### Do this
In the data below, locate each line with the word "than" and list it.

### Saved entries
☆ ☆ ☆
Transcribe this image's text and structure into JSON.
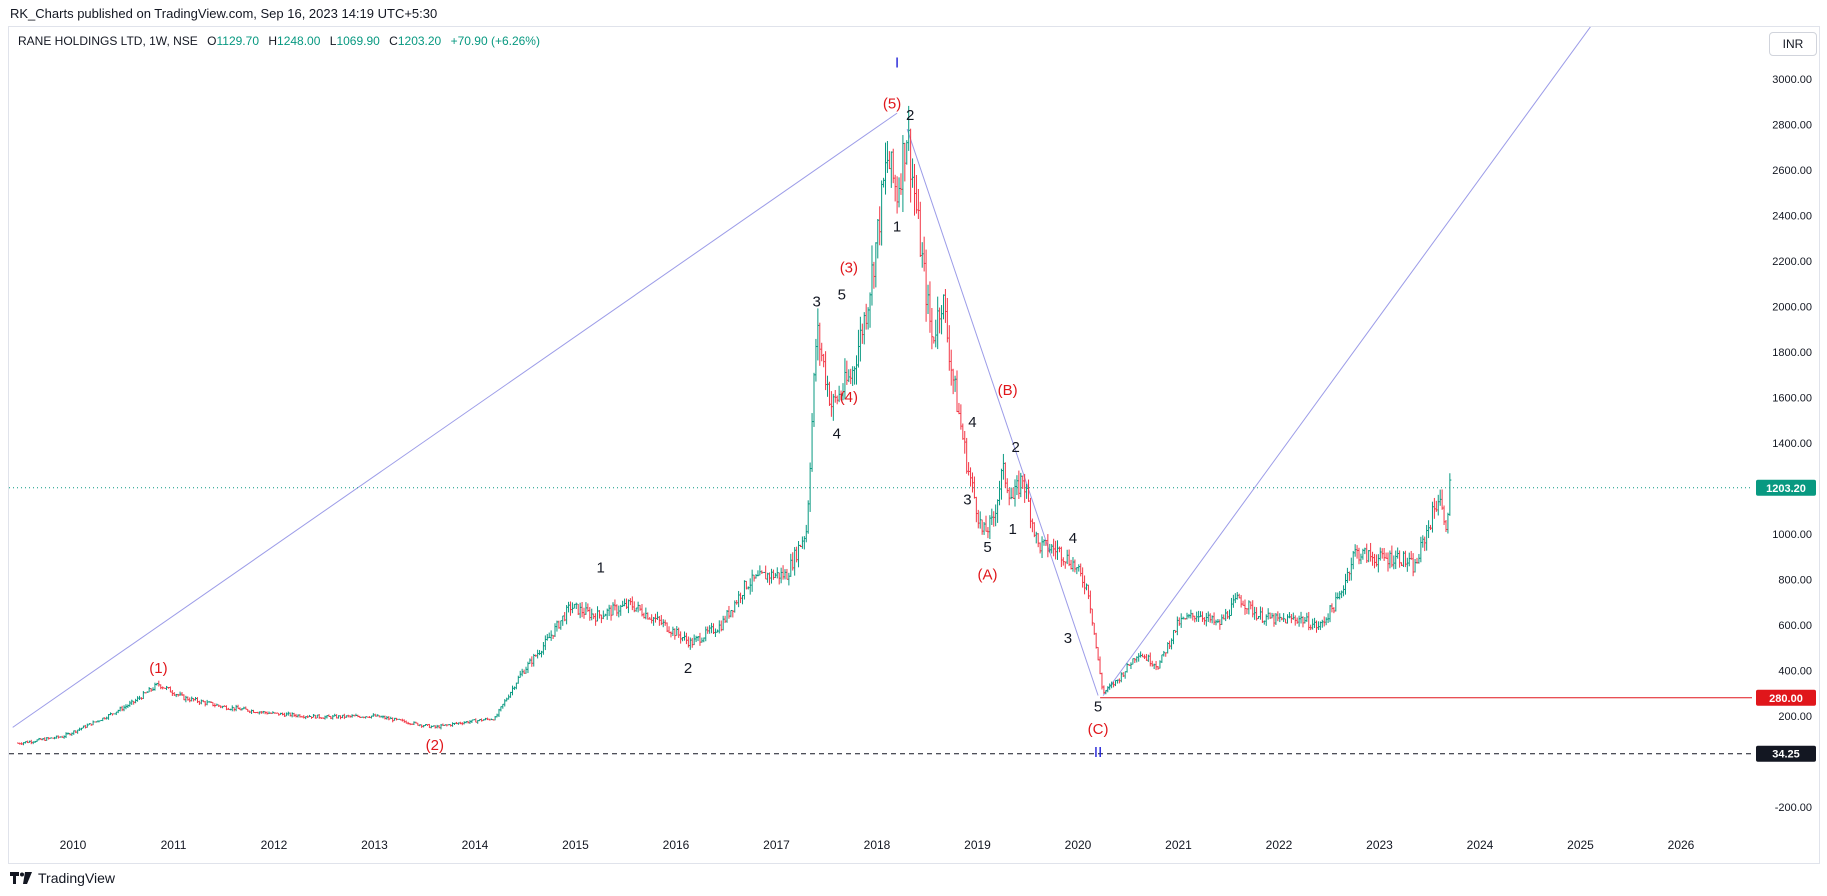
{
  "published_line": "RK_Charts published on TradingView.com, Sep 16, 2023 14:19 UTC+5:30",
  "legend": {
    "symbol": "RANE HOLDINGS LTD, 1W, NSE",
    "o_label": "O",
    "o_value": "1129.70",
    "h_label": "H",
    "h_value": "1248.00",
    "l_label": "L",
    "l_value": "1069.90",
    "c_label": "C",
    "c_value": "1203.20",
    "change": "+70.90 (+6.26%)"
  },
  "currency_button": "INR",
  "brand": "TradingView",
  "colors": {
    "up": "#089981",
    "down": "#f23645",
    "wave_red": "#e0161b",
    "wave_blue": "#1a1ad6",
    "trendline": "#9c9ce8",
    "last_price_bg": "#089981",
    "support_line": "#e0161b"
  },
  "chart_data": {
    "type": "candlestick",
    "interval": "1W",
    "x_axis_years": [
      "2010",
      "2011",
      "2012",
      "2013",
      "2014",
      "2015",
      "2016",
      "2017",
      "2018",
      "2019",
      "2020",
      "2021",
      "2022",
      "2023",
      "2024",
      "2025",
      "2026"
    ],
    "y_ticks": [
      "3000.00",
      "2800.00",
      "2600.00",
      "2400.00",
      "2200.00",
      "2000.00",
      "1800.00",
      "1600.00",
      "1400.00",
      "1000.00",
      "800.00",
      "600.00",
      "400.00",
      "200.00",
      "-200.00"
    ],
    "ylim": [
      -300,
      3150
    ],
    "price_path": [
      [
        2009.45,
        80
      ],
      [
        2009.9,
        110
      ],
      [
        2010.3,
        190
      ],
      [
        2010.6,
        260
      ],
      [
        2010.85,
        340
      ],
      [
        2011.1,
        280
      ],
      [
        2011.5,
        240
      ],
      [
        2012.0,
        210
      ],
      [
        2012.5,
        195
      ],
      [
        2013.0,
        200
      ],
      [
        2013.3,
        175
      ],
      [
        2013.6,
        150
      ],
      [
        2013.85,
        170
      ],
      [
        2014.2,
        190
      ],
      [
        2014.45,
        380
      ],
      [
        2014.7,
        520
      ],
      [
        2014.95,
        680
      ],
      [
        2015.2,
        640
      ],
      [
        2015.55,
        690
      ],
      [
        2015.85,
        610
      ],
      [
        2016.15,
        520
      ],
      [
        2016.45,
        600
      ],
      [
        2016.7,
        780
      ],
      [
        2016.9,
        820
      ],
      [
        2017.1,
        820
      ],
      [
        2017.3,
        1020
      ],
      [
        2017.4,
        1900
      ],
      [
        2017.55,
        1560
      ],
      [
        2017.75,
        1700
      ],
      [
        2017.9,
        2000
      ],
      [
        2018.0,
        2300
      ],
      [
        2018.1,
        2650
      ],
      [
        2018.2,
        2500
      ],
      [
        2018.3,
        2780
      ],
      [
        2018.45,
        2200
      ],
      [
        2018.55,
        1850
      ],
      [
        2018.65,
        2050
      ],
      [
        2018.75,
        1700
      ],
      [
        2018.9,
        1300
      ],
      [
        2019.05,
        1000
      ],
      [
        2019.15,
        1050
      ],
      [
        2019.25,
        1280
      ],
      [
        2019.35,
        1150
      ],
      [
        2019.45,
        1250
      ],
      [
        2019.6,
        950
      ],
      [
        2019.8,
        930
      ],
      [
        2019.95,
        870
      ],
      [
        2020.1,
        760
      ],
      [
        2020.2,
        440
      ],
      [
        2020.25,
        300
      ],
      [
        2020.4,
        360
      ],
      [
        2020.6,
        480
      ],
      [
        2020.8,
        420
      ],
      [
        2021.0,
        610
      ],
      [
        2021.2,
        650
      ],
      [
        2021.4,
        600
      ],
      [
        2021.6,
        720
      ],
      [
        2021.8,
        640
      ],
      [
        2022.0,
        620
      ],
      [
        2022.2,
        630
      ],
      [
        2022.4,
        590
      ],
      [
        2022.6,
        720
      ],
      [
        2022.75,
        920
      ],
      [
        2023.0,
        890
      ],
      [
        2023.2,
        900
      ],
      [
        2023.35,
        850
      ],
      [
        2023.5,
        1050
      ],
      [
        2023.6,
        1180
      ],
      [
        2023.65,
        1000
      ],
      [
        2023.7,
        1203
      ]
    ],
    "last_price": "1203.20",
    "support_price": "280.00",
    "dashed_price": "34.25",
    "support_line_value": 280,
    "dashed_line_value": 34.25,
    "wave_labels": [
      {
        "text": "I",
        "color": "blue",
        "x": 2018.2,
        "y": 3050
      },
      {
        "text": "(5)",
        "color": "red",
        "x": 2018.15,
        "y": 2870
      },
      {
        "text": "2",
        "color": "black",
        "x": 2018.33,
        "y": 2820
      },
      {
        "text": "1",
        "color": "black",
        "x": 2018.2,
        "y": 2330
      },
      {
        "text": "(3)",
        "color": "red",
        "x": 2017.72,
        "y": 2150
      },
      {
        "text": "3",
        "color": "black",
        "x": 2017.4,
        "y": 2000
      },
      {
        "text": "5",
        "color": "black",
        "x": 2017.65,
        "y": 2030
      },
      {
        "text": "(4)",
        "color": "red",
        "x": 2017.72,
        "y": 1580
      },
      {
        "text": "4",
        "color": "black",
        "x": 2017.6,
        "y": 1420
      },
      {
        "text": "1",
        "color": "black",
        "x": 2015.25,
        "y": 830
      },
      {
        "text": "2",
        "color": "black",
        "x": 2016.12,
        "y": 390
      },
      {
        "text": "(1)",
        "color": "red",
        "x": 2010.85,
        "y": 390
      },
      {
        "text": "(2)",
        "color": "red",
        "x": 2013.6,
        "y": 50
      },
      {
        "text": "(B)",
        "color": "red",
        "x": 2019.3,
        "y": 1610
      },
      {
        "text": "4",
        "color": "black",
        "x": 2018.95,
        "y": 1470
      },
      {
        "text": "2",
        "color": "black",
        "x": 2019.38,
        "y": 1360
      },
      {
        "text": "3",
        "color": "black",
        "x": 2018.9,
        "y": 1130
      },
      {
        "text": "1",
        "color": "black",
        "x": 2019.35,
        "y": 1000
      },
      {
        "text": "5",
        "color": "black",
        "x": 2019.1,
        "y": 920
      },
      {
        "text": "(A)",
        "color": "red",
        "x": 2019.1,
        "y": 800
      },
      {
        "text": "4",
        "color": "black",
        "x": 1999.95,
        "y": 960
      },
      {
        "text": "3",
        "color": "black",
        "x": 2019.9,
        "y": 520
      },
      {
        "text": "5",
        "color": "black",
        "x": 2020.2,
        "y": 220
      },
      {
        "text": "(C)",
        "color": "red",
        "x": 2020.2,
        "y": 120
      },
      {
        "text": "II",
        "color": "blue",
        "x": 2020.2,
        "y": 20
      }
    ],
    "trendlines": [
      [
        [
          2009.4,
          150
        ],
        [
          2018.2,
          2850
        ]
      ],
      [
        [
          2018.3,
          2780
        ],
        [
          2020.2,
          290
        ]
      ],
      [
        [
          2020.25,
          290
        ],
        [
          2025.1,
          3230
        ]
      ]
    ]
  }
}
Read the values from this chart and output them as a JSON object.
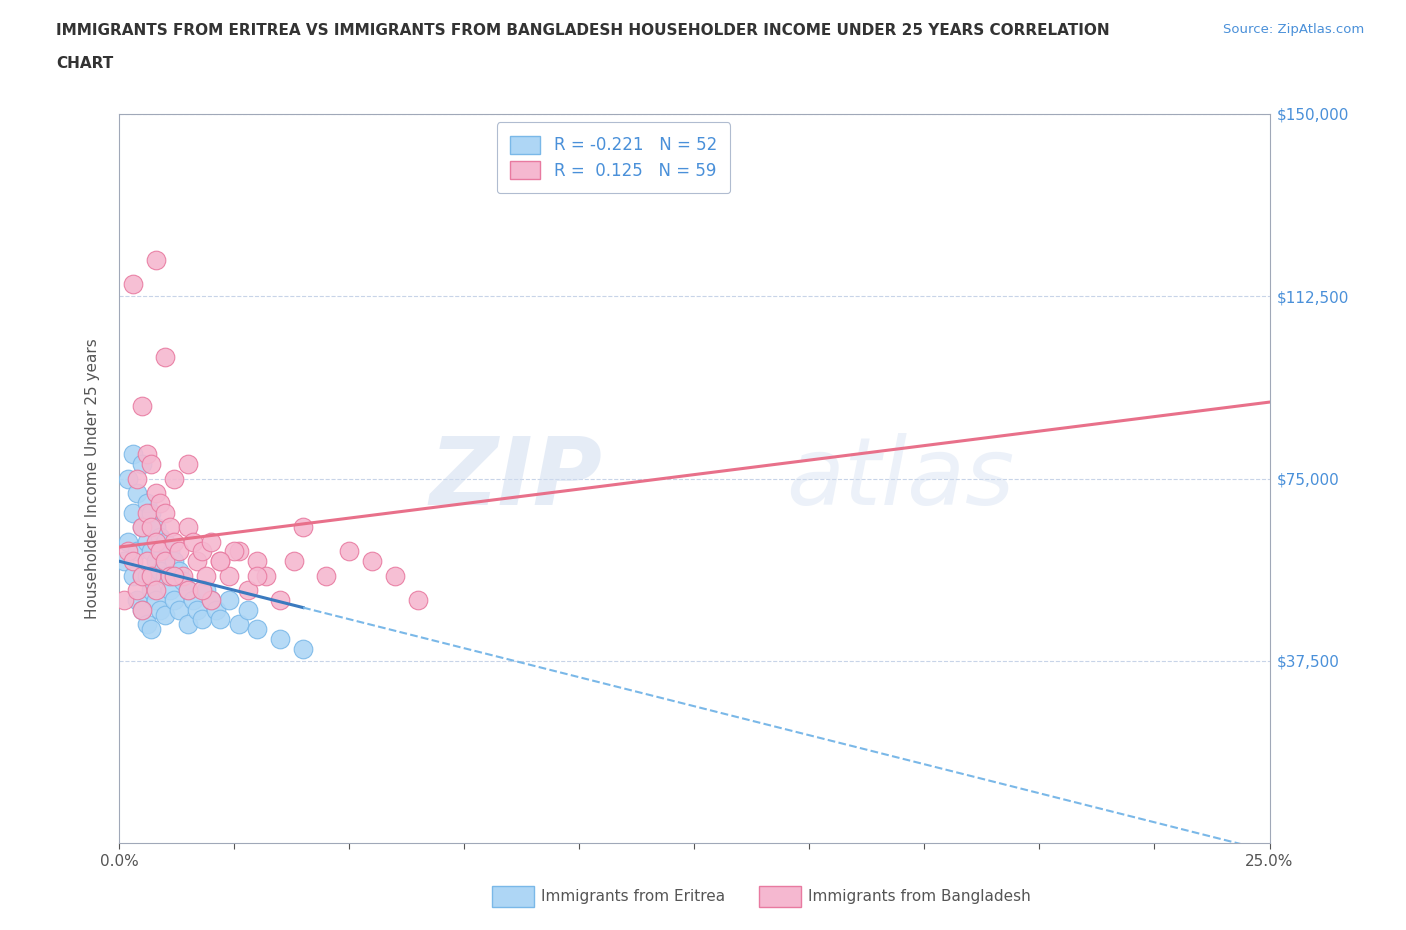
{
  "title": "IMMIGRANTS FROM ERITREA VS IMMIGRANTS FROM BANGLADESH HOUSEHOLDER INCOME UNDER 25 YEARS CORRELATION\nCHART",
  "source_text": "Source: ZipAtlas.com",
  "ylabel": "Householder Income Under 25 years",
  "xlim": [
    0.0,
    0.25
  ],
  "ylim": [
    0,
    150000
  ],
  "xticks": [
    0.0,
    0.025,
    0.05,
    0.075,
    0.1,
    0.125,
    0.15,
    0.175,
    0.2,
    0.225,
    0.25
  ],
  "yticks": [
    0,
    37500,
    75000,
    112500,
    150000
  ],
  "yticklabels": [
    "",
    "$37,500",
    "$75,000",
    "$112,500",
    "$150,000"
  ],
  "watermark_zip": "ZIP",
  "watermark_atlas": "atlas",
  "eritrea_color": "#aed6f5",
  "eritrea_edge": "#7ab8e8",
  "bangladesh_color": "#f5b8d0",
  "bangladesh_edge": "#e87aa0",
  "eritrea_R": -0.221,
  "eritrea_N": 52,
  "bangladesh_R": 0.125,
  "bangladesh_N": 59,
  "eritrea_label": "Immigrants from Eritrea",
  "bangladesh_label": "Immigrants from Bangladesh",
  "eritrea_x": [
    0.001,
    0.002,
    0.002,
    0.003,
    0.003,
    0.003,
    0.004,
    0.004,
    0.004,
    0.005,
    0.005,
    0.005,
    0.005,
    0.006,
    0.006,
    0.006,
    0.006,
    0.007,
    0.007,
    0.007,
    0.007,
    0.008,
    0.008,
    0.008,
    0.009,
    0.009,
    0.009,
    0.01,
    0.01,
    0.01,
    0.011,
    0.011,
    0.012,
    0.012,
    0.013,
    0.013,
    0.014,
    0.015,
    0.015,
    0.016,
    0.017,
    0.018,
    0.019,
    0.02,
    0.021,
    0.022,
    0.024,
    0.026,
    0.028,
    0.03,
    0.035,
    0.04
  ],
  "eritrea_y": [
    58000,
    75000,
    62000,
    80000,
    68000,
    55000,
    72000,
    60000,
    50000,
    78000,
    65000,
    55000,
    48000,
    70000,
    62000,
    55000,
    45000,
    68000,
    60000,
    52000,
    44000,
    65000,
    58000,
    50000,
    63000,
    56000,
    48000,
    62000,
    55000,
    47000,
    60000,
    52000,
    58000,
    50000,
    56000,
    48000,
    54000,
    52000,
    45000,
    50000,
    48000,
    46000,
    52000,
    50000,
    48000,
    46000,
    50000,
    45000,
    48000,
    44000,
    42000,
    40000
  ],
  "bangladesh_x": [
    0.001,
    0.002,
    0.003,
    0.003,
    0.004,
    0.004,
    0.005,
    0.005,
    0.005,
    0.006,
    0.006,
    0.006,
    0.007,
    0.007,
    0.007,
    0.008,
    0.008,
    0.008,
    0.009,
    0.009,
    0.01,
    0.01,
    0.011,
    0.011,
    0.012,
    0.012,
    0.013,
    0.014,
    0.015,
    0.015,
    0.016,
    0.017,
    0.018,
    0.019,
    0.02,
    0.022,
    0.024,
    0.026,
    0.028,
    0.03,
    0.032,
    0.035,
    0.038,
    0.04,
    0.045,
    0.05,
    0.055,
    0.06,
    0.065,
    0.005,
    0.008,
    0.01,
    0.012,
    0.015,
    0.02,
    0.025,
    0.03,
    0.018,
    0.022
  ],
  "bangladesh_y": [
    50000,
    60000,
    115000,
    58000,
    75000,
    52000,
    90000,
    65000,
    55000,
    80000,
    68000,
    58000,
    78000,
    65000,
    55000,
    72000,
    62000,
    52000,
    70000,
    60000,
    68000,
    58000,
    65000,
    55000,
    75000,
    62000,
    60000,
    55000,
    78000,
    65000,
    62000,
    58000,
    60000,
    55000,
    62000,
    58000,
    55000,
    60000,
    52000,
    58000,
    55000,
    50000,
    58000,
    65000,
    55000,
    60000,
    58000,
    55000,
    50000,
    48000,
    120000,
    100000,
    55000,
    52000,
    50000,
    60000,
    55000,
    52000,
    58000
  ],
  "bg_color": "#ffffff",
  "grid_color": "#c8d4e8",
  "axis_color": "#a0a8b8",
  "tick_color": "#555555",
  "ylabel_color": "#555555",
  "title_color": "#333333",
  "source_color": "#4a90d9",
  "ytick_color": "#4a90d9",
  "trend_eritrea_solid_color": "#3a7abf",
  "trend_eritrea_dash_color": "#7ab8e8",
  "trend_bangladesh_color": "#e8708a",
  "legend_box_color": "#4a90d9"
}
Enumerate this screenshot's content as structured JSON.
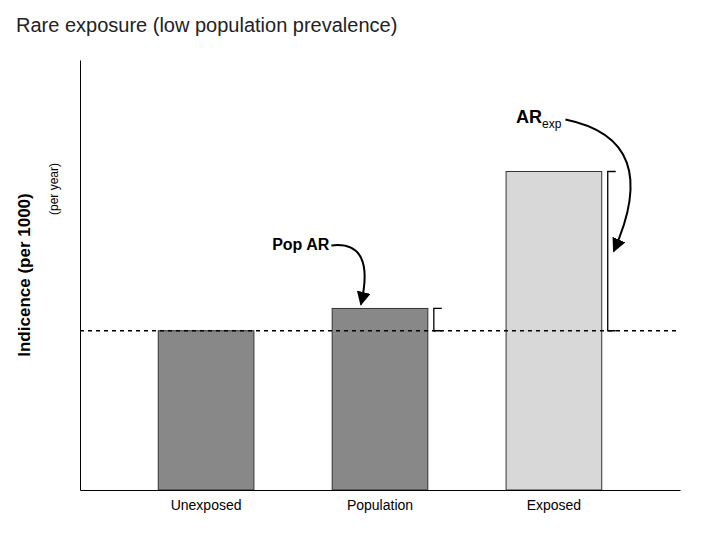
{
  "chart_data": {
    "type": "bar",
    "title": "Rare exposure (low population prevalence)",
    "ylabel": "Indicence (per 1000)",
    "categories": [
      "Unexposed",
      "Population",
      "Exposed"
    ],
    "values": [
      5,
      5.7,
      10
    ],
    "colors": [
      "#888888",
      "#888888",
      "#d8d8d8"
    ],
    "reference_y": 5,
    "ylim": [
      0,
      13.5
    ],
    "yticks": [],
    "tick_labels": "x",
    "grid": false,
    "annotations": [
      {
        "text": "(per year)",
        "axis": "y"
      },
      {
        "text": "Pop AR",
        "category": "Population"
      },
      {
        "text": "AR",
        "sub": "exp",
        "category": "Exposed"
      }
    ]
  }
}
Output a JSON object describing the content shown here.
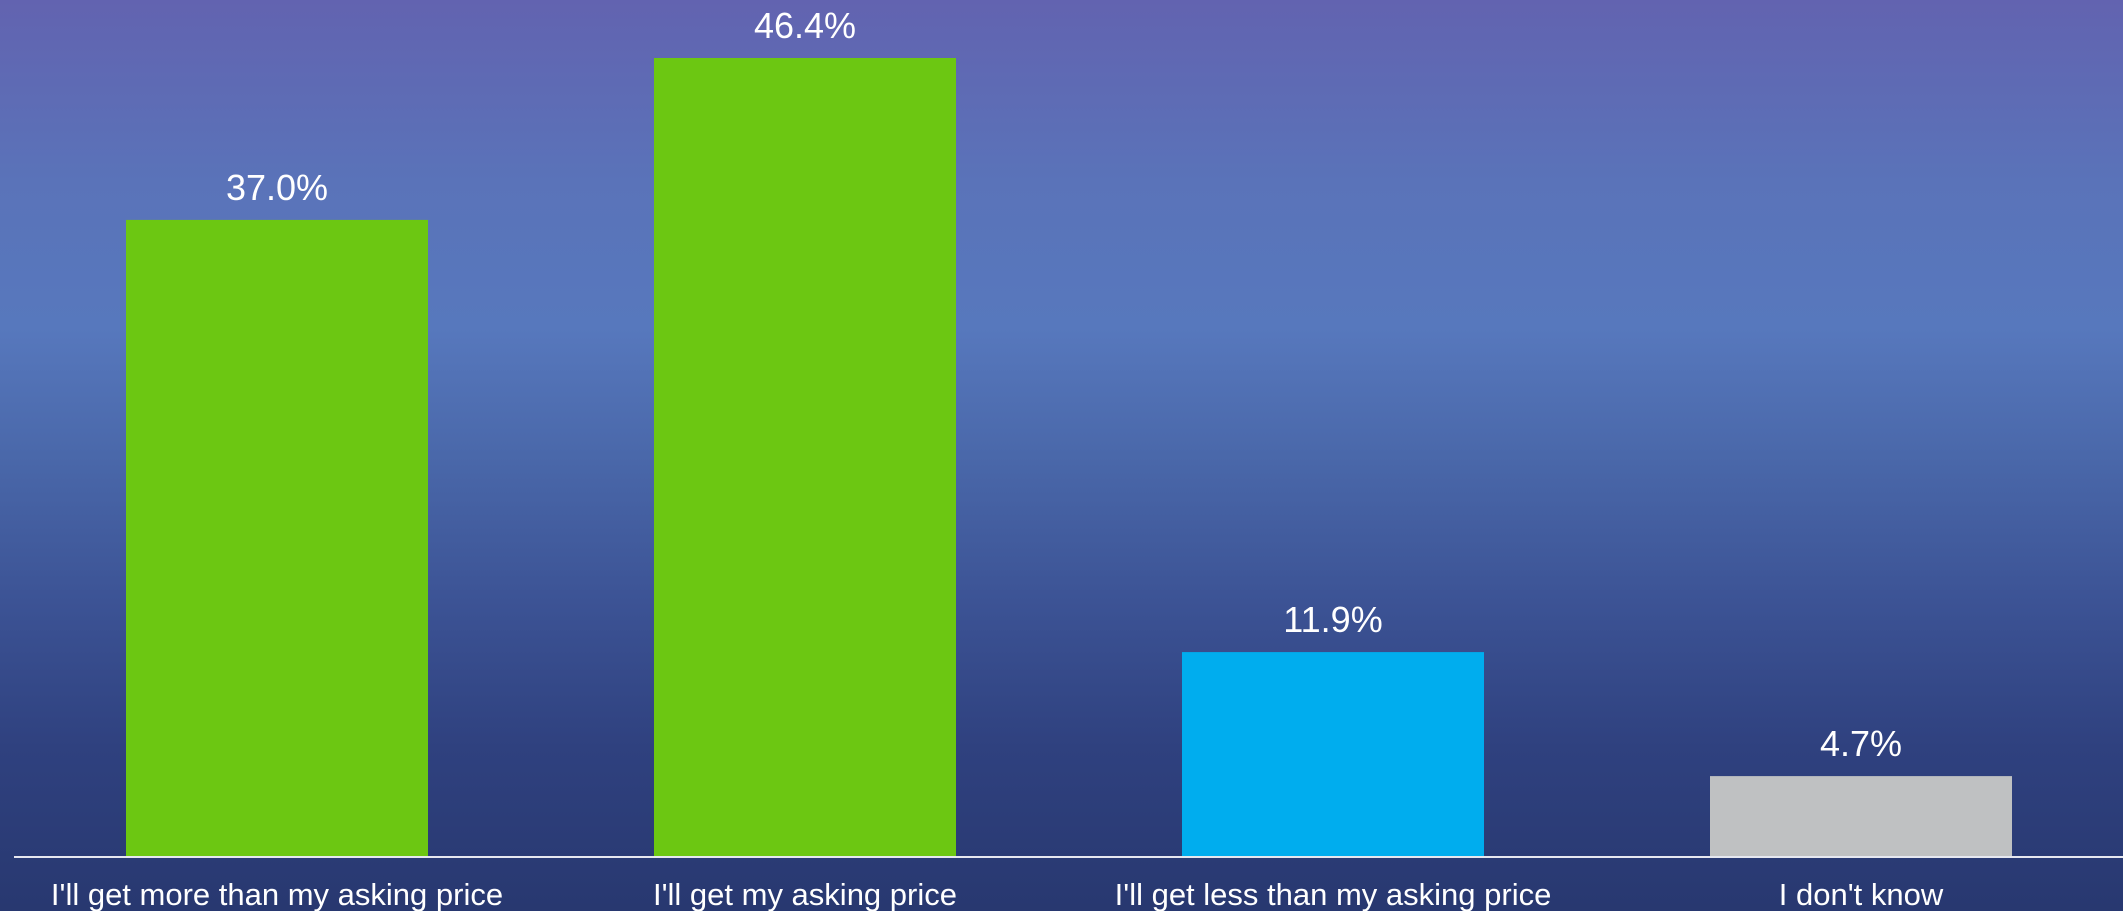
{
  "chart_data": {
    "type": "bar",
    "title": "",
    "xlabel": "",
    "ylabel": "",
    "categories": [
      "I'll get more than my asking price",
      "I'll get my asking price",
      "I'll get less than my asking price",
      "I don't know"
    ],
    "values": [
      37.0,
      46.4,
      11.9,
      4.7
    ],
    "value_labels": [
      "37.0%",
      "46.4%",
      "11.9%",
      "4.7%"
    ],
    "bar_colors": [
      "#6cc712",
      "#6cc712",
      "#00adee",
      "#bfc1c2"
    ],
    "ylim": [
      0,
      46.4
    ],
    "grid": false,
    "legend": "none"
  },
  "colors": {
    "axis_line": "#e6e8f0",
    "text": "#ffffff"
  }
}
☆ ☆ ☆
### Exercise solution
      "I'll get more than my asking price",
      "I'll get less than my asking price",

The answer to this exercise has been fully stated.